**SOURCE**.
· · ·

# help identifying cichlid



## 581416 (Mar 31, 2009)

we acquired this guy from petsmart. he was labeled "assorted african cichlid" max 4.5"

if anyone knows what he is please let me know.









he has a light purple/blueish color with darker stripes that sometimes fade
















note: the aqua blue eyes and the 2 blue stripes across his face

i think he may be a labidochromis lividus, but im not sure. any confirmations or suggestions as to what he could be are welcome!

thank you for your time!


----------



## emc7 (Jul 23, 2005)

I'm reasonably sure its a M. lombardoi female or juvenile. Were there yellow fish in the same tank? Don't trust the stores size #s. I have a male thats 8". http://cichlid-forum.com/profiles/species.php?id=798


----------



## 581416 (Mar 31, 2009)

he was the only color in the medium assorted tank but in the small assorted there were also yellow.

he could perhaps be a she Metriaclima lombardoi!


----------



## cichlids (Mar 30, 2009)

I have one like that and its just called a zebra cichlid?!


----------



## cichlids (Mar 30, 2009)

or it could be a demasoni but with no color?! their usually blue with those exact stripes!

· · ·

**GOALS**.
1. Reproduce the stretch of the cichlid identification thread from "i think he may" through "(Jul 23, 2005)", word for word.
2. Pick up the cichlid identification thread after its last post and continue it.

· · ·

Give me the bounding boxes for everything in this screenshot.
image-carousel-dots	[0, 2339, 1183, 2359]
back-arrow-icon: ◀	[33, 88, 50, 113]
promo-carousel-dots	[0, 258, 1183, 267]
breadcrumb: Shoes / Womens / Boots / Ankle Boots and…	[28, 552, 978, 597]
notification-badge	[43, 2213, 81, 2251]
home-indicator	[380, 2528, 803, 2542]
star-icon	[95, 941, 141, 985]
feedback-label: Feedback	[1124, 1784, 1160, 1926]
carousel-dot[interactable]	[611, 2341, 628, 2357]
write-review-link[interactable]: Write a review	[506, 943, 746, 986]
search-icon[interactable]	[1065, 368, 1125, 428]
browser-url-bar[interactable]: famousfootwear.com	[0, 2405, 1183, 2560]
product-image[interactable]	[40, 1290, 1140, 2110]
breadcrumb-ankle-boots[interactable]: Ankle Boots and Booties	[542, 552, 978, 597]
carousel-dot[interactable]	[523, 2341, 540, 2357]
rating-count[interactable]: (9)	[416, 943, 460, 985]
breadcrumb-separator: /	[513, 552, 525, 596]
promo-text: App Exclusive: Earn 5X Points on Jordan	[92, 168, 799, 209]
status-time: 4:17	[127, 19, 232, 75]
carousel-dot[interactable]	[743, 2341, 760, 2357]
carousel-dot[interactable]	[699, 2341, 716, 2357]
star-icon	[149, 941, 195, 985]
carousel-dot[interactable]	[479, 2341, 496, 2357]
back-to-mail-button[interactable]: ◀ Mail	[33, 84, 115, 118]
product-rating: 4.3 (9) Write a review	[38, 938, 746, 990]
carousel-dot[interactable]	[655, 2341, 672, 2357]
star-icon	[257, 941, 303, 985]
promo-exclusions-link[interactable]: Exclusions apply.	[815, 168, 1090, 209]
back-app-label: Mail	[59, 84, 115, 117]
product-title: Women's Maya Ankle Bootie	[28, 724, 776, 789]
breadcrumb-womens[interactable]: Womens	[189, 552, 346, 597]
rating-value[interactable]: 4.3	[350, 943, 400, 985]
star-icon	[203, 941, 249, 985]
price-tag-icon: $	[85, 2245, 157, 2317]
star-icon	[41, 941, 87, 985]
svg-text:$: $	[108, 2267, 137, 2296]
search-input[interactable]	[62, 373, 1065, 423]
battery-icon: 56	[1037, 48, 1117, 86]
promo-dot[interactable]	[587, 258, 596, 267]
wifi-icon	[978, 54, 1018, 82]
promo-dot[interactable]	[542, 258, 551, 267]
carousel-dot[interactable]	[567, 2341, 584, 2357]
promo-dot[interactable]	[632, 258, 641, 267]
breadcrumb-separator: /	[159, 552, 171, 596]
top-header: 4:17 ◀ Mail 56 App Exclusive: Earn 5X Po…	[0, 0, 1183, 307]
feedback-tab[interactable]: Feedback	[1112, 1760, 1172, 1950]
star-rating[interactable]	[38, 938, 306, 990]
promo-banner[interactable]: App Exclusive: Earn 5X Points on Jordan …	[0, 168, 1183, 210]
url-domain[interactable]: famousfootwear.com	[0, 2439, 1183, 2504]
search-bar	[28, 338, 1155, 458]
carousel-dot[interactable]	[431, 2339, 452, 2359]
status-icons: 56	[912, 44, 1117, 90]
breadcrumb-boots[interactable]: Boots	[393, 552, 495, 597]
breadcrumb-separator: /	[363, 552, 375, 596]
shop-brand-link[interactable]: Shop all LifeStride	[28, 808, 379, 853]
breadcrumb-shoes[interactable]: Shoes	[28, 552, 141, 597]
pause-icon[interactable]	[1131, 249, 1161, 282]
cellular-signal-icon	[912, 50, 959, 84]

· · ·

**THE RESPONSES**.
1.
i think he may be a labidochromis lividus, but im not sure. any confirmations or suggestions as to what he could be are welcome!

thank you for your time!


----------



## emc7 (Jul 23, 2005)

2.
----------



## rskb3467 (Mar 29, 2009)

Looks like a Kenyi cichlid to me(unsure of the official name). I dont know much about them but from the looks of it, it is. Maybe check it out on google and see what comes up


----------



## greenman909 (Sep 22, 2007)

i have a very similar fish as well and it took me a while to figure out what it was as well i came to the the conclusion that it was a zebra or a red top zebra


----------



## greenman909 (Sep 22, 2007)

but mine has no blue coloration


----------



## emc7 (Jul 23, 2005)

Demasoni are darker blue where this fish is white. 

kenyi is the common name for Metriaclima lombardoi because they were first imported as Pseudotropheus kenyi (from Kenya). The males change color http://home.comcast.net/~cekiscichlids/IMG_7445.jpg, and end up like this: http://home.comcast.net/~cekiscichlids/IMG_7377.jpg. The don't have any black on them, so you can tell them from the yellow lab (labidochromis caeruleus ) http://home.comcast.net/~koolkat007/cyellowm2.jpg and the chameleo/bumblebee (Pseudotropheus crabro) also seen in assorted african tanks. 

Of the blue/purple striped Mbuna. Demasoni fry are dark blue and light blue/purple (males and females look alike), Lombardoi fry are white with purple stripes (males turn yellow) and Salousi fry are yellow (males turn dark blue and light blue/purple) http://home.comcast.net/~koolkat007/cropped_psuedo4.jpg. Socolofi are solid pink/purple with dark edged fins and stay that way.

There are purple C. afra and other Labidochromis (theres a variety of caeruleus with white fry and females and blue striped males), but they aren't nearly as common and you seldom see them at the chain stores.


----------



## KenyiGirl (Apr 21, 2009)

Looks like a female Kenyi to me! How big is she?


----------



## 581416 (Mar 31, 2009)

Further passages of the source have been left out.